Given instruction » Among the records that follow, count the lines with the string "regret"; report only that count.

Extracted information »
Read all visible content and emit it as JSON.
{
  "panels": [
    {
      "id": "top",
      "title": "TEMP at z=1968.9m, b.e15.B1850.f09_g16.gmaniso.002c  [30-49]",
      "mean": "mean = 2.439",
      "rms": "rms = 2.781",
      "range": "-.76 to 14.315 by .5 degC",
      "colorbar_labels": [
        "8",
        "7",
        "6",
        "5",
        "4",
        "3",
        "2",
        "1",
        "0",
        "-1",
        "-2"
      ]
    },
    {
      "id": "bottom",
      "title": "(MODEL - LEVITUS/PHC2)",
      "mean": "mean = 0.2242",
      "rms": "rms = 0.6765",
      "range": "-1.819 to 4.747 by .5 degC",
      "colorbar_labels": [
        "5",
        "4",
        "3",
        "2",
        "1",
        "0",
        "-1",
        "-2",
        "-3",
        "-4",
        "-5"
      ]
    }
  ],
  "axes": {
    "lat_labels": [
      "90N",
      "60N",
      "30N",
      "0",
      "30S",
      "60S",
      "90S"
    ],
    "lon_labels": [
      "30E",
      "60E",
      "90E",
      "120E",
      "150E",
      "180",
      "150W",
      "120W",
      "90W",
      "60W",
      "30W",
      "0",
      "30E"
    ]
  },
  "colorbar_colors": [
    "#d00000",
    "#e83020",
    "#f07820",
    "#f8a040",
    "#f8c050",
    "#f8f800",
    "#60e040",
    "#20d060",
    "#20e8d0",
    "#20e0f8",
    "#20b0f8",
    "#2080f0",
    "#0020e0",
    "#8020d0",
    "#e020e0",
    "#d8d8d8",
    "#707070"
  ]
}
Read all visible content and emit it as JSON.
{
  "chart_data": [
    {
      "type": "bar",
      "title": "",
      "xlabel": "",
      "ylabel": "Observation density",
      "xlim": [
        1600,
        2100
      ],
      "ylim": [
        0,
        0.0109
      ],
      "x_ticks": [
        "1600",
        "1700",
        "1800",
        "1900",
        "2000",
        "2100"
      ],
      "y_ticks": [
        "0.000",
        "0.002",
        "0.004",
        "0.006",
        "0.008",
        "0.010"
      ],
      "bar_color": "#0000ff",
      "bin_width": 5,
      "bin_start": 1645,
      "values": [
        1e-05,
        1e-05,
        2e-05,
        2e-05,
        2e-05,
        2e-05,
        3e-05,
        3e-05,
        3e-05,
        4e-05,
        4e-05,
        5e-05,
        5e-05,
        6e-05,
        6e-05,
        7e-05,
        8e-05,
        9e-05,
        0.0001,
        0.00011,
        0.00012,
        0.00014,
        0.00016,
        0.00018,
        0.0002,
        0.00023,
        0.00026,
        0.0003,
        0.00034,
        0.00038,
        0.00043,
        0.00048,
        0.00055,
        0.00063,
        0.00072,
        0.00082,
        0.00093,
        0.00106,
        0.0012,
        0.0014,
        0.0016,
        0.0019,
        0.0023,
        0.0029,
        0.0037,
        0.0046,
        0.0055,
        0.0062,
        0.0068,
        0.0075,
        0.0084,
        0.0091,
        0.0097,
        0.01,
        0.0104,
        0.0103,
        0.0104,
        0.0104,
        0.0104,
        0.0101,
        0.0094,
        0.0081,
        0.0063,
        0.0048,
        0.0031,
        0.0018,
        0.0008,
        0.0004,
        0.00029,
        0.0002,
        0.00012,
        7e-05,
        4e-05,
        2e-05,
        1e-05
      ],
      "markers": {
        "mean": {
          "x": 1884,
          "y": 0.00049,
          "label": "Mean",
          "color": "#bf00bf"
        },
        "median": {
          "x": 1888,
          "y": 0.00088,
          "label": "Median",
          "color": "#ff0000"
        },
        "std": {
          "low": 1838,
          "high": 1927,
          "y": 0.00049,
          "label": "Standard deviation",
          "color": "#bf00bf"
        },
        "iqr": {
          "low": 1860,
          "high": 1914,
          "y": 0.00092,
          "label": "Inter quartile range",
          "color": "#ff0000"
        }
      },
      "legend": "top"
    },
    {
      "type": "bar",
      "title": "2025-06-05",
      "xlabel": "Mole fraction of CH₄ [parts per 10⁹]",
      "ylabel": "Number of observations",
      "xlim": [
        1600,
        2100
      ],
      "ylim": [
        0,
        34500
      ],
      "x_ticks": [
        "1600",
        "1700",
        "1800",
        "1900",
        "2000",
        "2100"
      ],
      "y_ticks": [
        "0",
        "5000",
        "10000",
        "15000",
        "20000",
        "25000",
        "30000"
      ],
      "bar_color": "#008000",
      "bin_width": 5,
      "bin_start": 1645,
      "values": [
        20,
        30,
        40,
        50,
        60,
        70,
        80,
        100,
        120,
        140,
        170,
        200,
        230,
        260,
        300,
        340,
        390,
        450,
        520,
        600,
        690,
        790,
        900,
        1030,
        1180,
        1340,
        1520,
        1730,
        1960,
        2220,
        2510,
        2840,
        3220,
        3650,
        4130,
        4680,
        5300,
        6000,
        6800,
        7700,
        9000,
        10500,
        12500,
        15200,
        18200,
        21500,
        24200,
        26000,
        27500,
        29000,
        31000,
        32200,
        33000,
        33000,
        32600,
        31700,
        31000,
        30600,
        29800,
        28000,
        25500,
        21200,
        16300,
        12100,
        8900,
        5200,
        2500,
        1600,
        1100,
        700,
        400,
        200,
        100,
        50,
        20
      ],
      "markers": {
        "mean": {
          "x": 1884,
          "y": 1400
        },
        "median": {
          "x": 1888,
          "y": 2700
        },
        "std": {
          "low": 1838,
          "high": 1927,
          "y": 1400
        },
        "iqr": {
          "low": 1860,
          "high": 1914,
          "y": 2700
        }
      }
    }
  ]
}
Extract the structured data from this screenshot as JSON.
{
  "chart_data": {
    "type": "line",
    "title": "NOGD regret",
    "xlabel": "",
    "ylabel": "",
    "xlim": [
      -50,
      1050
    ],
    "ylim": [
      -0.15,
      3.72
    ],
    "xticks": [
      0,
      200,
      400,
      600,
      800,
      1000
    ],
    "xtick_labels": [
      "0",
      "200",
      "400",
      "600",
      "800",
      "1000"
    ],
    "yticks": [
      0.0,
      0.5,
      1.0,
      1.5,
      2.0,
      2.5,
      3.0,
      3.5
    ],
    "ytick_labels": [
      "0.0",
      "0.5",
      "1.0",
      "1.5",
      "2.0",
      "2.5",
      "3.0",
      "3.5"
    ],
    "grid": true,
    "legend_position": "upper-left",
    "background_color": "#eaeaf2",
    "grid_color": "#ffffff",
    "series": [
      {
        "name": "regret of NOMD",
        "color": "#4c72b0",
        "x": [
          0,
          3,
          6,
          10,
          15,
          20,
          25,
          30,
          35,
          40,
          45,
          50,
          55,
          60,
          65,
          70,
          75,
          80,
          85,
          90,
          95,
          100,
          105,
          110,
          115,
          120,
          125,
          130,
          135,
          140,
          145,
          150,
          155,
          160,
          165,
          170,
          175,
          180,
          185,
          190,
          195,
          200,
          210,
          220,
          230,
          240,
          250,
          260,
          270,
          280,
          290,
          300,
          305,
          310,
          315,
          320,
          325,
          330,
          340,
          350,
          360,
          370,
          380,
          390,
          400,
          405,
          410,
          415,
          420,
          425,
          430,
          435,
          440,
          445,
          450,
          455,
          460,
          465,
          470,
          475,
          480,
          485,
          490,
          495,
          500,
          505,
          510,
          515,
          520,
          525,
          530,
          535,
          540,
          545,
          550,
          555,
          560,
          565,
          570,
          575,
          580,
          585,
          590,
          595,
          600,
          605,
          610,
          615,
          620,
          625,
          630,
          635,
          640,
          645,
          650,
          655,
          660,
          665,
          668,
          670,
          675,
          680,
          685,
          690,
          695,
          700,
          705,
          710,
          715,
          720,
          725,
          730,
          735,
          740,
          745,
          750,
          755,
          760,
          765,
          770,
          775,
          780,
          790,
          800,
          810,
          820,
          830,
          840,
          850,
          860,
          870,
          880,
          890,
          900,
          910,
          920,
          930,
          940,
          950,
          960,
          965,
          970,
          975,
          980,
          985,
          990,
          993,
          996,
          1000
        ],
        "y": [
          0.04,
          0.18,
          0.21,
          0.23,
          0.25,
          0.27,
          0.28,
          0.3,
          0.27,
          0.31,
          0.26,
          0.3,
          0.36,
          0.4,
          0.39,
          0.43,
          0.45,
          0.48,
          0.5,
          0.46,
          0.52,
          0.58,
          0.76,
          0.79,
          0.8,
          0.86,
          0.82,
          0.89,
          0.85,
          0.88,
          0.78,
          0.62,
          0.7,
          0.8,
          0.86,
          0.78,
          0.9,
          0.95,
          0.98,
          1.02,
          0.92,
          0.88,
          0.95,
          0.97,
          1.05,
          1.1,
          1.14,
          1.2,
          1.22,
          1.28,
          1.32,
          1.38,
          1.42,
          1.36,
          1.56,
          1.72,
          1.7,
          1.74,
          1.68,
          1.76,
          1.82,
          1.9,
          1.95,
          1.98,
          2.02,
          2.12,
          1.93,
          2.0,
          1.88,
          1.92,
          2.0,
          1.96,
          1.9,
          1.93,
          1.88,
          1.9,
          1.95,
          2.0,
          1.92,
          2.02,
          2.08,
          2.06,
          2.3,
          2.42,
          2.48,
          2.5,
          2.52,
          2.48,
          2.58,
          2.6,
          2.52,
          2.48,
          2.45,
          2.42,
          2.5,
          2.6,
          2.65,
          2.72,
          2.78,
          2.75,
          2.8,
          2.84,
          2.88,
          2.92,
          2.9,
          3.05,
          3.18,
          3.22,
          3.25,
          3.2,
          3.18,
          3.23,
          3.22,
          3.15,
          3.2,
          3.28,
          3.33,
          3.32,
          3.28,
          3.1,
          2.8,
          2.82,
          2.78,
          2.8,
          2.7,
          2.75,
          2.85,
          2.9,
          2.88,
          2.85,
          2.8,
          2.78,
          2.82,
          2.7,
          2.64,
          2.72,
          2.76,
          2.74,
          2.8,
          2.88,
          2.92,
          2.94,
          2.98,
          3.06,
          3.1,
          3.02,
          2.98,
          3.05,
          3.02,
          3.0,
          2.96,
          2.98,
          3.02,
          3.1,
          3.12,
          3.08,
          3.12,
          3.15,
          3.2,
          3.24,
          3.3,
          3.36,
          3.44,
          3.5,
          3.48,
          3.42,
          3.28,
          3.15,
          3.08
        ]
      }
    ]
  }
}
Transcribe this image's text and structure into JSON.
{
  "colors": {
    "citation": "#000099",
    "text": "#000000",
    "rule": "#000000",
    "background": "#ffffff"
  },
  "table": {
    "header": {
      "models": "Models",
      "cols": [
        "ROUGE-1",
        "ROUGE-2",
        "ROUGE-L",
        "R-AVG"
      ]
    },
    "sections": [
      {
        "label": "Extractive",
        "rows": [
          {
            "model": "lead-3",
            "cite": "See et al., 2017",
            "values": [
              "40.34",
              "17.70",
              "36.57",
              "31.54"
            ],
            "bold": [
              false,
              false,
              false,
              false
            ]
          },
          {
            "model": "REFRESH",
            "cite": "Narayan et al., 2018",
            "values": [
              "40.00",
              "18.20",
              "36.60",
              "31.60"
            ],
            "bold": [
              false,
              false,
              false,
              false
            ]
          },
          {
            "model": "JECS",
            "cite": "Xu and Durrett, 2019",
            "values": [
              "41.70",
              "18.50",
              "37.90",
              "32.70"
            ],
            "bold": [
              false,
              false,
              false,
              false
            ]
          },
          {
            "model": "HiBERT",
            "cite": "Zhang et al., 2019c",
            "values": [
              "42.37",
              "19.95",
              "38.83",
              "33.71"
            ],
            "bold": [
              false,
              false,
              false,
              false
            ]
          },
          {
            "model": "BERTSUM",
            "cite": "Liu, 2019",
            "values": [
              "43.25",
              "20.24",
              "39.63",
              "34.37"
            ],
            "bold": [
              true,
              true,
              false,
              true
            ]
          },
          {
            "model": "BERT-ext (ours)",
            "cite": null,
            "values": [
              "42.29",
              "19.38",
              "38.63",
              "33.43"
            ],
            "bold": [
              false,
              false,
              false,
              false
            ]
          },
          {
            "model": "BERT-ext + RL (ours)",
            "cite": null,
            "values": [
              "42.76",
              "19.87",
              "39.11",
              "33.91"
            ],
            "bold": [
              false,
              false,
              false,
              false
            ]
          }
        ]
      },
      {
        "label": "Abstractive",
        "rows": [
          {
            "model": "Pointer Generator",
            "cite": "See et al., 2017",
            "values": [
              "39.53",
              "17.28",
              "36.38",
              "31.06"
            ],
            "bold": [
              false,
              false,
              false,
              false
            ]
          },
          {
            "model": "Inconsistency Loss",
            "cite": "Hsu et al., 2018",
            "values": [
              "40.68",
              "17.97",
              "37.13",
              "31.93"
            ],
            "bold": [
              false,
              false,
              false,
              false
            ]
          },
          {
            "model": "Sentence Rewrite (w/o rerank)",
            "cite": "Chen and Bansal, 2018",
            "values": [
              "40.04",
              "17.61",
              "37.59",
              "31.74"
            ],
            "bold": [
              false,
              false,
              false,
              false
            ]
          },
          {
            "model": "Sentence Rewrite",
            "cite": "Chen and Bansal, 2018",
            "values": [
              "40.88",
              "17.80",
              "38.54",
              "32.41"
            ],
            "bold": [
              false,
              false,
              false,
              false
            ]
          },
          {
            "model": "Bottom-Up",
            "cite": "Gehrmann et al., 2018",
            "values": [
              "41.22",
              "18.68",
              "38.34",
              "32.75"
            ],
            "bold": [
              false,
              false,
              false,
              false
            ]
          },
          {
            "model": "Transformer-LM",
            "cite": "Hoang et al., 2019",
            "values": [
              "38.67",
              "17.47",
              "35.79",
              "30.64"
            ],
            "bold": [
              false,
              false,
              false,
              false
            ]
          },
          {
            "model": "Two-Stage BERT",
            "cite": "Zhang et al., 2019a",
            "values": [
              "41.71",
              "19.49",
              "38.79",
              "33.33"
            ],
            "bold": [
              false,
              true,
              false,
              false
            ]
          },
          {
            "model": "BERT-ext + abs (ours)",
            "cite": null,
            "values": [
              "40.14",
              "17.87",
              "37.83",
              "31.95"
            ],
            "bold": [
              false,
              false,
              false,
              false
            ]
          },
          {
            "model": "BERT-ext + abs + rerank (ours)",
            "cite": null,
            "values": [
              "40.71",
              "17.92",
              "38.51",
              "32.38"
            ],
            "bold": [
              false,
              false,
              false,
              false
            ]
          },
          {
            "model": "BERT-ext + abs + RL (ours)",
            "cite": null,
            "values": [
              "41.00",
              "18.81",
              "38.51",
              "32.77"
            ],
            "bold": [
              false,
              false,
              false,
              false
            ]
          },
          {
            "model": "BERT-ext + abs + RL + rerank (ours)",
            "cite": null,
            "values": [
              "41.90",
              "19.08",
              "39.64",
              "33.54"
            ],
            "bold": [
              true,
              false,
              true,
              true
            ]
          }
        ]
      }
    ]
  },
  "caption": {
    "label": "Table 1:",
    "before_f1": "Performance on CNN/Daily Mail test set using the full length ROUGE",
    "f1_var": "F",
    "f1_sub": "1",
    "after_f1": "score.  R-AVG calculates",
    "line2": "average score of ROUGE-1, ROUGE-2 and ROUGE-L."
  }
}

Result for this task » 2